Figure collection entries
================

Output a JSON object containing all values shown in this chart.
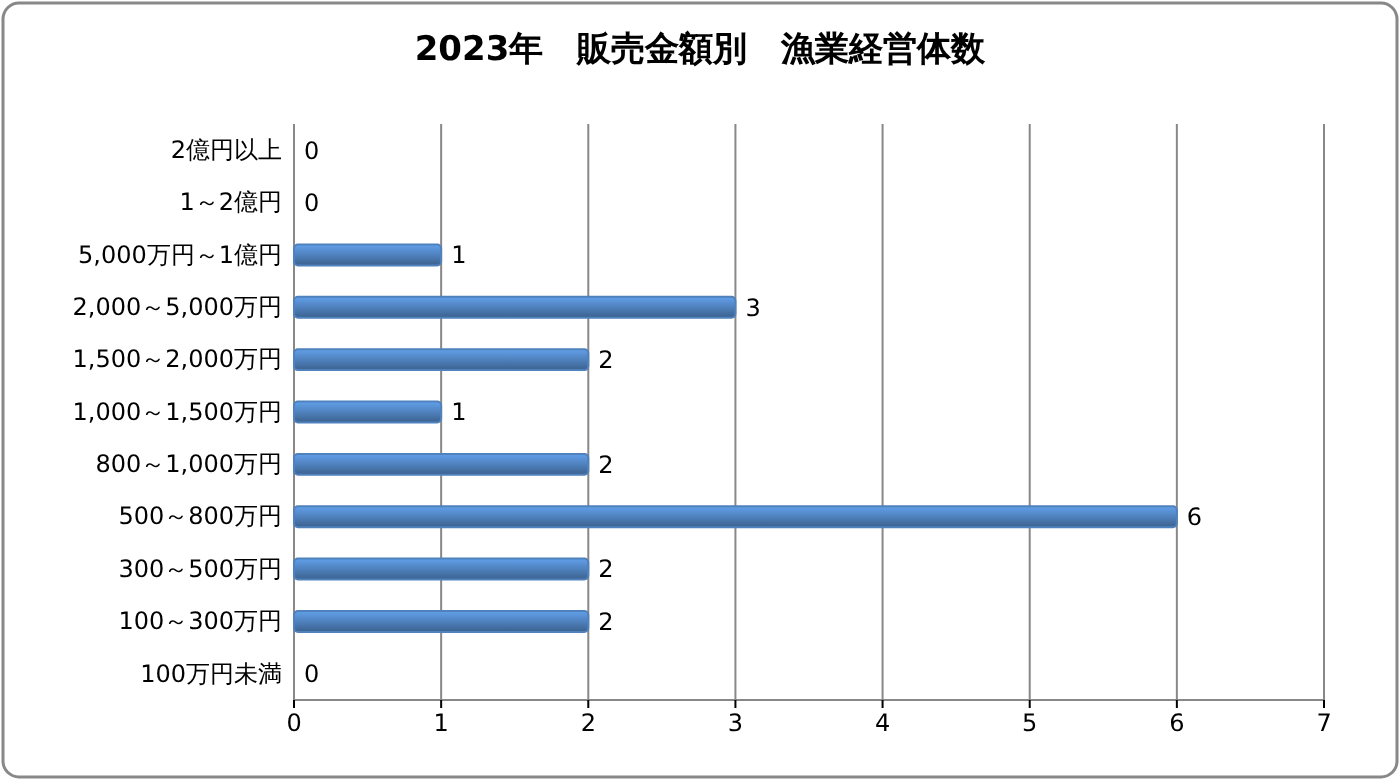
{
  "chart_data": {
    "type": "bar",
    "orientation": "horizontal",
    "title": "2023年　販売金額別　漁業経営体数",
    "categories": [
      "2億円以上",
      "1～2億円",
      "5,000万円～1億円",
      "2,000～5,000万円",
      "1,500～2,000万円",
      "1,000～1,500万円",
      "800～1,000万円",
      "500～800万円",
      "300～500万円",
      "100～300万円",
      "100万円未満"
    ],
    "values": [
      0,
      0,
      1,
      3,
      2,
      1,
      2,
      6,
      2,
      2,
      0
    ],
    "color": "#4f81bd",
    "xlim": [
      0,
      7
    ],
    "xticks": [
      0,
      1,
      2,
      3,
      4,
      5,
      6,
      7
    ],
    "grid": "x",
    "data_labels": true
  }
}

================

■ **Task statement**
Without the pictures, write out all of the material exactly.

■ **Completed task**
Output a JSON object containing all values shown in this chart.
{
  "chart_data": {
    "type": "bar",
    "orientation": "horizontal",
    "title": "2023年　販売金額別　漁業経営体数",
    "categories": [
      "2億円以上",
      "1～2億円",
      "5,000万円～1億円",
      "2,000～5,000万円",
      "1,500～2,000万円",
      "1,000～1,500万円",
      "800～1,000万円",
      "500～800万円",
      "300～500万円",
      "100～300万円",
      "100万円未満"
    ],
    "values": [
      0,
      0,
      1,
      3,
      2,
      1,
      2,
      6,
      2,
      2,
      0
    ],
    "color": "#4f81bd",
    "xlim": [
      0,
      7
    ],
    "xticks": [
      0,
      1,
      2,
      3,
      4,
      5,
      6,
      7
    ],
    "grid": "x",
    "data_labels": true
  }
}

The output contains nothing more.